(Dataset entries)
<<<<

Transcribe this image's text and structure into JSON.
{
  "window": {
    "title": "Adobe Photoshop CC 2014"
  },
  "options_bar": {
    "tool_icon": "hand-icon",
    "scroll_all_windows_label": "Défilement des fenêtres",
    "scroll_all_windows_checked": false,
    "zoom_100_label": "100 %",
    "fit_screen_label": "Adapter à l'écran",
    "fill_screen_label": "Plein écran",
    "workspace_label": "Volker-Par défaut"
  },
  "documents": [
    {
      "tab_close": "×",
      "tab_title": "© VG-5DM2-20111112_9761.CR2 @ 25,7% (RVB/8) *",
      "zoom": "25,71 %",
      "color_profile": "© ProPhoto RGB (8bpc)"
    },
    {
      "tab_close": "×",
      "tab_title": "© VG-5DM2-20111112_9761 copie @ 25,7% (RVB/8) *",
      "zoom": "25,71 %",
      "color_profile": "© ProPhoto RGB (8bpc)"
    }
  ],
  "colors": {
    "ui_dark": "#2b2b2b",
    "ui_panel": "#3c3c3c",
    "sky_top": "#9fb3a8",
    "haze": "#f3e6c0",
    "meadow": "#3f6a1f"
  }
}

>>>>

» Do this: Emit the full listing verbatim.

» Solution for this task:
Transcribe this image's text and structure into JSON.
{
  "window": {
    "title": "Adobe Photoshop CC 2014"
  },
  "options_bar": {
    "tool_icon": "hand-icon",
    "scroll_all_windows_label": "Défilement des fenêtres",
    "scroll_all_windows_checked": false,
    "zoom_100_label": "100 %",
    "fit_screen_label": "Adapter à l'écran",
    "fill_screen_label": "Plein écran",
    "workspace_label": "Volker-Par défaut"
  },
  "documents": [
    {
      "tab_close": "×",
      "tab_title": "© VG-5DM2-20111112_9761.CR2 @ 25,7% (RVB/8) *",
      "zoom": "25,71 %",
      "color_profile": "© ProPhoto RGB (8bpc)"
    },
    {
      "tab_close": "×",
      "tab_title": "© VG-5DM2-20111112_9761 copie @ 25,7% (RVB/8) *",
      "zoom": "25,71 %",
      "color_profile": "© ProPhoto RGB (8bpc)"
    }
  ],
  "colors": {
    "ui_dark": "#2b2b2b",
    "ui_panel": "#3c3c3c",
    "sky_top": "#9fb3a8",
    "haze": "#f3e6c0",
    "meadow": "#3f6a1f"
  }
}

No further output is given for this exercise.